### Aim
Track down every line below that holds "Filter" and copy it.

◇ ◇ ◇

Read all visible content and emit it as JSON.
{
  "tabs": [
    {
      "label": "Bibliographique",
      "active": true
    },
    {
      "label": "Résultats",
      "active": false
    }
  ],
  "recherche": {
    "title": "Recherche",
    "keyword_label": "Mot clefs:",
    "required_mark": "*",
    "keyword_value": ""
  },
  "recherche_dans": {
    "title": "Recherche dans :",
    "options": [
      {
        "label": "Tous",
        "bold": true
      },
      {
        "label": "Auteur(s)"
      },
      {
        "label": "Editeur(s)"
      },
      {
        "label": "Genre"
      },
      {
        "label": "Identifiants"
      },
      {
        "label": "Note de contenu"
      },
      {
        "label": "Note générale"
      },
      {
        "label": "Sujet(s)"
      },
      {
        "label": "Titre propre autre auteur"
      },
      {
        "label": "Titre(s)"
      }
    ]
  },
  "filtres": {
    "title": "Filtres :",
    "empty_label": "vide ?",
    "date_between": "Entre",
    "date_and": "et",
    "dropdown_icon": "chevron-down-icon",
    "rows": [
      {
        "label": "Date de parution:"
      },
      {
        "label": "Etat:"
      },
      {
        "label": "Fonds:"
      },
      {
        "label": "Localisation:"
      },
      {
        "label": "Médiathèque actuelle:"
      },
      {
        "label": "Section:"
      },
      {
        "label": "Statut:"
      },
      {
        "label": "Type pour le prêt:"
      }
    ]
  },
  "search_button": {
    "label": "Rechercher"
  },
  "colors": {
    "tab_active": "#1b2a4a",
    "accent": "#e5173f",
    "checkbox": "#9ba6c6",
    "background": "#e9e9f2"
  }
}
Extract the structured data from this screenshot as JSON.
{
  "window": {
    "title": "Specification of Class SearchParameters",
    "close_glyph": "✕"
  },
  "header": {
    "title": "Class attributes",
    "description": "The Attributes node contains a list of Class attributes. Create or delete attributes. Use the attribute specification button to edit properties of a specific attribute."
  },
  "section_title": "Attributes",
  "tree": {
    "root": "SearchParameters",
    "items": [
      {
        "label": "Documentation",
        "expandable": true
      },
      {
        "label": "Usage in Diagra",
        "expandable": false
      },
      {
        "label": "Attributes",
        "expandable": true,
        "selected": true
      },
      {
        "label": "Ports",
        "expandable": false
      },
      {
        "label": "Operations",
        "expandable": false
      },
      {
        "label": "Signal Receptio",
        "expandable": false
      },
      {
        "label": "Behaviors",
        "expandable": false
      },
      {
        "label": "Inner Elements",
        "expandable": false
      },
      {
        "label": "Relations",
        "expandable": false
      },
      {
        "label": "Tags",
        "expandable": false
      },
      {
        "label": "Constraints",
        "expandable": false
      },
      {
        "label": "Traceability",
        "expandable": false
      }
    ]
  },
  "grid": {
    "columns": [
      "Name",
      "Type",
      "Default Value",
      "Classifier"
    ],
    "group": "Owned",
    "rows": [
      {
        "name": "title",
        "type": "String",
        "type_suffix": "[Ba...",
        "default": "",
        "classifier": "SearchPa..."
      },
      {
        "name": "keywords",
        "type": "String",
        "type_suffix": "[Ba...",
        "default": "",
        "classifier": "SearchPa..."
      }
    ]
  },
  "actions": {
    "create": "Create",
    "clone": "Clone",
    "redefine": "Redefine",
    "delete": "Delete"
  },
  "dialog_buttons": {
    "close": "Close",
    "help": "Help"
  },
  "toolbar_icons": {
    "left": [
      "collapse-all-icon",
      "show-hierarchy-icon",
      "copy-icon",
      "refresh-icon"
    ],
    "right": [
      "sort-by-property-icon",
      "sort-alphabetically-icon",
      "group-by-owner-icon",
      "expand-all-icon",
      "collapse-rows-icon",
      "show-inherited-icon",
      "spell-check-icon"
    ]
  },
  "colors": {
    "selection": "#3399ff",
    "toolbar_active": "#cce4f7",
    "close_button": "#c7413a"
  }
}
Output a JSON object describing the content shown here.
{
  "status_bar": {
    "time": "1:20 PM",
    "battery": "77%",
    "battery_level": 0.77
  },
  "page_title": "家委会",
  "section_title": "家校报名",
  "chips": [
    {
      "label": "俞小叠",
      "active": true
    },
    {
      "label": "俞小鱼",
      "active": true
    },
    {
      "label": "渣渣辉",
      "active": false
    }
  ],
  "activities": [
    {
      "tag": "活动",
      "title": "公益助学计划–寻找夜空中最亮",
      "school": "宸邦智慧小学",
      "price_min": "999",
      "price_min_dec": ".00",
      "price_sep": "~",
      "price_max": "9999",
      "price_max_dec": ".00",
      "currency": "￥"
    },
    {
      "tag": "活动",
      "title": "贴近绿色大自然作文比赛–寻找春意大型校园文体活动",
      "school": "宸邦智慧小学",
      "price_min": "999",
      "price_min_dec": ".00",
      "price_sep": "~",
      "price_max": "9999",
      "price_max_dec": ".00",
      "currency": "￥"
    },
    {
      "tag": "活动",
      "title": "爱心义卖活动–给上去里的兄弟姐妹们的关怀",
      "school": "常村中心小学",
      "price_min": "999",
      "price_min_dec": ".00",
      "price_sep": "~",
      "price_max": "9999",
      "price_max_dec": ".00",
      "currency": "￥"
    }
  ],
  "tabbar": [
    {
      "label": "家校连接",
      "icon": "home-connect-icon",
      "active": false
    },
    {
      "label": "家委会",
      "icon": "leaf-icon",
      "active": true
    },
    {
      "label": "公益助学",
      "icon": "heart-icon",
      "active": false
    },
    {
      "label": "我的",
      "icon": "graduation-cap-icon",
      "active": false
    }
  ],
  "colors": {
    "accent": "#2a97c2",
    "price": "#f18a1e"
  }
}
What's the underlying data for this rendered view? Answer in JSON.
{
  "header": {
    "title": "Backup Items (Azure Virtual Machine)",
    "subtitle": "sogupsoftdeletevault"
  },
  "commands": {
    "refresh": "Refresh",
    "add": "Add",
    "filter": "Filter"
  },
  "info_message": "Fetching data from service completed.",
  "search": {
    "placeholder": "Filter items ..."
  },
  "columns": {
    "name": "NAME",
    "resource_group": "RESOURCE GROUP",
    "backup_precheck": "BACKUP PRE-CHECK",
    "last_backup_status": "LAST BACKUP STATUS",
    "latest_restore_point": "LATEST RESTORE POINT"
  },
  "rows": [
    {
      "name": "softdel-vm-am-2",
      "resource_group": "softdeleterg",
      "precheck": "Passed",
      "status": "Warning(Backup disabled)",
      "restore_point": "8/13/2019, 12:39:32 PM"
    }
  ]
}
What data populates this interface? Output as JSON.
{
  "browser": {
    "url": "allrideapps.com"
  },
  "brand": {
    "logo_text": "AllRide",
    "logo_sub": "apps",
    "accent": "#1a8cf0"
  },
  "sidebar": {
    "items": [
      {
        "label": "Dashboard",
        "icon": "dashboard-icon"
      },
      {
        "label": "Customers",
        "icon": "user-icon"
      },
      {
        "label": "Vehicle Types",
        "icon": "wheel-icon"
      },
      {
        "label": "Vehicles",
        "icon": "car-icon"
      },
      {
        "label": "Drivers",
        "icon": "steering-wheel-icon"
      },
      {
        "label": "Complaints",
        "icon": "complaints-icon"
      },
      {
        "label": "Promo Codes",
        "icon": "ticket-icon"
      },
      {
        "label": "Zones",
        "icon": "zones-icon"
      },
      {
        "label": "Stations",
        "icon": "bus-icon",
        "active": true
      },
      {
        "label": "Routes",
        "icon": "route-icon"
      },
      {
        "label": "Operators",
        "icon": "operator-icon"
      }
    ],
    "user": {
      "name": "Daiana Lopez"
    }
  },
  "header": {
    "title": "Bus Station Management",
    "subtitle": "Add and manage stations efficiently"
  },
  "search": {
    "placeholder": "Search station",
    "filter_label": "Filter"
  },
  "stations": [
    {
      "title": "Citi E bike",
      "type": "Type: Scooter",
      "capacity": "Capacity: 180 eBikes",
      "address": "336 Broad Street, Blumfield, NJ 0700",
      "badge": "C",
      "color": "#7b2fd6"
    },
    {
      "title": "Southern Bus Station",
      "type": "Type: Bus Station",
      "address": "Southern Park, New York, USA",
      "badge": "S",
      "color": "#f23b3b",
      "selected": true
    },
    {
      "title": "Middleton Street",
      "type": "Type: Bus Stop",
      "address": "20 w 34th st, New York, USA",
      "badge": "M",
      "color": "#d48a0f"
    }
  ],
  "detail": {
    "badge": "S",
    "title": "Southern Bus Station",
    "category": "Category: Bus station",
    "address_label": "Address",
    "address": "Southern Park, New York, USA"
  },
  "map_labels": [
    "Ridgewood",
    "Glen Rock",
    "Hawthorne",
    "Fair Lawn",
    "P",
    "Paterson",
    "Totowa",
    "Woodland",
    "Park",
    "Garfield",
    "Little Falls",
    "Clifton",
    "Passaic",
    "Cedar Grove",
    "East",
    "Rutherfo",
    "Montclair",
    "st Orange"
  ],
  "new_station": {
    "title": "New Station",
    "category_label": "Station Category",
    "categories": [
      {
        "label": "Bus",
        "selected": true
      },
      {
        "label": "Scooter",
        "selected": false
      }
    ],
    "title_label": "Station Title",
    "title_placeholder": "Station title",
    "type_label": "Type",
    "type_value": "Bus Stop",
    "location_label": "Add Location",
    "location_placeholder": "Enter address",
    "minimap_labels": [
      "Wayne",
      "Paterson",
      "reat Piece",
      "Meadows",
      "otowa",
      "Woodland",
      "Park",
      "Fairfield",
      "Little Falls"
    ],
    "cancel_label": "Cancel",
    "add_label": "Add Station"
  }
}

◇ ◇ ◇

### Output
    "filter": "Filter"
    "placeholder": "Filter items ..."
    "filter_label": "Filter"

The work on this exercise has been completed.